» **EXERCISE REQUIREMENTS**
Go through the entries below and copy each line containing the word "Zakres".

[BEGIN RECORDS SHOWN]

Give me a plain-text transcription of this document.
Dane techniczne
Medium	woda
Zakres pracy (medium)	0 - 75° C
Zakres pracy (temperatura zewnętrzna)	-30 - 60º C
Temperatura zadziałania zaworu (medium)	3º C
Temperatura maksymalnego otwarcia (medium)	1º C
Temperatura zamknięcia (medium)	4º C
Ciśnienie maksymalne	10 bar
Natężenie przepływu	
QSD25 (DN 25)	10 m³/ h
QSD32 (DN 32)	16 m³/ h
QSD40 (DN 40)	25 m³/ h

[END RECORDS SHOWN]

» **COMPLETE RESPONSE**
Zakres pracy (medium)	0 - 75° C
Zakres pracy (temperatura zewnętrzna)	-30 - 60º C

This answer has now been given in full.